WHAT YOU WILL DO — Select every line containing the word "align" from the material, and copy those lines.

ENTRIES —
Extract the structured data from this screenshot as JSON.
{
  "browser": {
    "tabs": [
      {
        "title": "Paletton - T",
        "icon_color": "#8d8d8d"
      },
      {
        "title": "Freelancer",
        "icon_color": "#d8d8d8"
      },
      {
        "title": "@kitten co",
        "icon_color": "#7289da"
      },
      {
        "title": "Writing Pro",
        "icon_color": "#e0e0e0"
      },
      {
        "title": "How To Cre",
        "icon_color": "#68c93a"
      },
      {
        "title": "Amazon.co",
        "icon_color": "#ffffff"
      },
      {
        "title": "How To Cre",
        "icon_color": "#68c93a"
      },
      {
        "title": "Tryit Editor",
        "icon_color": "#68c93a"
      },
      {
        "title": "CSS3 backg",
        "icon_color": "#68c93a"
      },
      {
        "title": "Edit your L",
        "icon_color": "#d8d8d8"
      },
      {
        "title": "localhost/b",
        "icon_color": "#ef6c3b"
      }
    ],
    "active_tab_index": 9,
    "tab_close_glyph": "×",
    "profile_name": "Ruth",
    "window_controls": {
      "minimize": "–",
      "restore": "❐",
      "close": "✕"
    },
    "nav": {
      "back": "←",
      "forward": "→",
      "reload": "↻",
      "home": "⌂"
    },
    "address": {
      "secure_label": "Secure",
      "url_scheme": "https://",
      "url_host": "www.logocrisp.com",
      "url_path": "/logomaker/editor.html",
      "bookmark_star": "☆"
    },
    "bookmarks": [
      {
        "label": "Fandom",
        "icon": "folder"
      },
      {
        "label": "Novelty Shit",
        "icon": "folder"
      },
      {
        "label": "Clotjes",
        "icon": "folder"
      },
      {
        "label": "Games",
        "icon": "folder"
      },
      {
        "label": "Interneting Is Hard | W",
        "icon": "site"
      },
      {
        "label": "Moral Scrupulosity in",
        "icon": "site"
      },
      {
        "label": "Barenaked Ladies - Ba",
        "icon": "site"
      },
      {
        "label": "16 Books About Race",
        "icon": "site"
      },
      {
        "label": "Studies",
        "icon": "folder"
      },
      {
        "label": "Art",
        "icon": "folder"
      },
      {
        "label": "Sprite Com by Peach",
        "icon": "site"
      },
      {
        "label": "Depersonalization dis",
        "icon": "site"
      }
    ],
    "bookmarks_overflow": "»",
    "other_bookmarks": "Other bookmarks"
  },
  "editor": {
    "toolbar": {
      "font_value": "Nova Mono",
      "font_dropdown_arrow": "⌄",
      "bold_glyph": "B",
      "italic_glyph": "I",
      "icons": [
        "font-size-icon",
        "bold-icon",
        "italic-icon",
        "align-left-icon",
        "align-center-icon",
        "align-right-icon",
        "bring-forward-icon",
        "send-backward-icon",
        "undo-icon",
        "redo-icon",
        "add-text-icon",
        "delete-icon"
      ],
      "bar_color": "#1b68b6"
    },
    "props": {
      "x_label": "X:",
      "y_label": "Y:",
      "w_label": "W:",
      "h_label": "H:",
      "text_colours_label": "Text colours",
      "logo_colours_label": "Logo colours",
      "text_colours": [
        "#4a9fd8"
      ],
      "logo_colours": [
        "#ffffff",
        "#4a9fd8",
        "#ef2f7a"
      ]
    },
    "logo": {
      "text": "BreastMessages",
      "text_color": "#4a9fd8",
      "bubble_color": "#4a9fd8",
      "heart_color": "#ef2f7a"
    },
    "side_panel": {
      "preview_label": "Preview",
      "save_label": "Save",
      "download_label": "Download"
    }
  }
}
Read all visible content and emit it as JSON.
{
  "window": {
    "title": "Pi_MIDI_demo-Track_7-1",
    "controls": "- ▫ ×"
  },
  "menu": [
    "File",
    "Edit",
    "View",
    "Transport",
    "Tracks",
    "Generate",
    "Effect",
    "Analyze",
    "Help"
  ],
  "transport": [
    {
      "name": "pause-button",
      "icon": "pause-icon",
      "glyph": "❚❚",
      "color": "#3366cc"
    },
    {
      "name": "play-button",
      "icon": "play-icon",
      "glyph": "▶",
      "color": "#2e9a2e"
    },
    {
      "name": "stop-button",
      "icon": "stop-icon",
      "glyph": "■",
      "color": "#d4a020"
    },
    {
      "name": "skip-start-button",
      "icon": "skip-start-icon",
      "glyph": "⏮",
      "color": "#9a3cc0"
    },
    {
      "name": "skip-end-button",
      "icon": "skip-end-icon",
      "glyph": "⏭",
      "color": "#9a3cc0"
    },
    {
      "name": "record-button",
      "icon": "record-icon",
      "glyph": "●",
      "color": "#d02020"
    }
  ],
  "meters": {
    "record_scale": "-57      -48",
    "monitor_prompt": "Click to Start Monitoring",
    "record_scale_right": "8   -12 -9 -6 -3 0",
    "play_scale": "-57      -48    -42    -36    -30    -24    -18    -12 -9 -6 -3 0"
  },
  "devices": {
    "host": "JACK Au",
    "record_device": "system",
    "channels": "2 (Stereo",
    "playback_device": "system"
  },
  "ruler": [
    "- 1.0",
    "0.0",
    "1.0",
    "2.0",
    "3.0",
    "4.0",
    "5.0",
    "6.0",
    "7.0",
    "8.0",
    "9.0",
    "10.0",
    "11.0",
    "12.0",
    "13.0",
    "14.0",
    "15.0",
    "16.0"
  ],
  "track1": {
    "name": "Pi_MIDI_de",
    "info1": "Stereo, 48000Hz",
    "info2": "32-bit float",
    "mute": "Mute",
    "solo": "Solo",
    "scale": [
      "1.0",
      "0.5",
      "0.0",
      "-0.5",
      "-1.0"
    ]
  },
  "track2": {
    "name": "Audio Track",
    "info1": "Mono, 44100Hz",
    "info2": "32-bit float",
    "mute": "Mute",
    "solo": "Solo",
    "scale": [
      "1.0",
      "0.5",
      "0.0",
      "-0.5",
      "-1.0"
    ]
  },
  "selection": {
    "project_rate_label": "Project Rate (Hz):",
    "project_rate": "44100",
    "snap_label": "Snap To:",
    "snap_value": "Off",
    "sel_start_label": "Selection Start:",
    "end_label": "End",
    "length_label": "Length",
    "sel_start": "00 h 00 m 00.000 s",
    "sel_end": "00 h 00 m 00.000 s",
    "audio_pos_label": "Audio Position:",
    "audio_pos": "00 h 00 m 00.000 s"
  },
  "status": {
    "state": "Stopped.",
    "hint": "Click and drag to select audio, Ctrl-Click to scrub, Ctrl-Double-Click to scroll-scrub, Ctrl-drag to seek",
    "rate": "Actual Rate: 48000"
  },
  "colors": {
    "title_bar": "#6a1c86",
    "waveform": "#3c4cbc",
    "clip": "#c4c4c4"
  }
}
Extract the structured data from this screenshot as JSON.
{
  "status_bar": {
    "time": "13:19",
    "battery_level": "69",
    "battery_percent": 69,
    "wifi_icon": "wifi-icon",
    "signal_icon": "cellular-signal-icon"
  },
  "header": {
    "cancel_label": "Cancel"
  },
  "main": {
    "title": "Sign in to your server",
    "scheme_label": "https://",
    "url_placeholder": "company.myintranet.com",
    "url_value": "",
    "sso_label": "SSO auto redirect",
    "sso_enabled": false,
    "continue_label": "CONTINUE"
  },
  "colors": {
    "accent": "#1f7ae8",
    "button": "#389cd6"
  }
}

RESPONSE —
        "align-left-icon",
        "align-center-icon",
        "align-right-icon",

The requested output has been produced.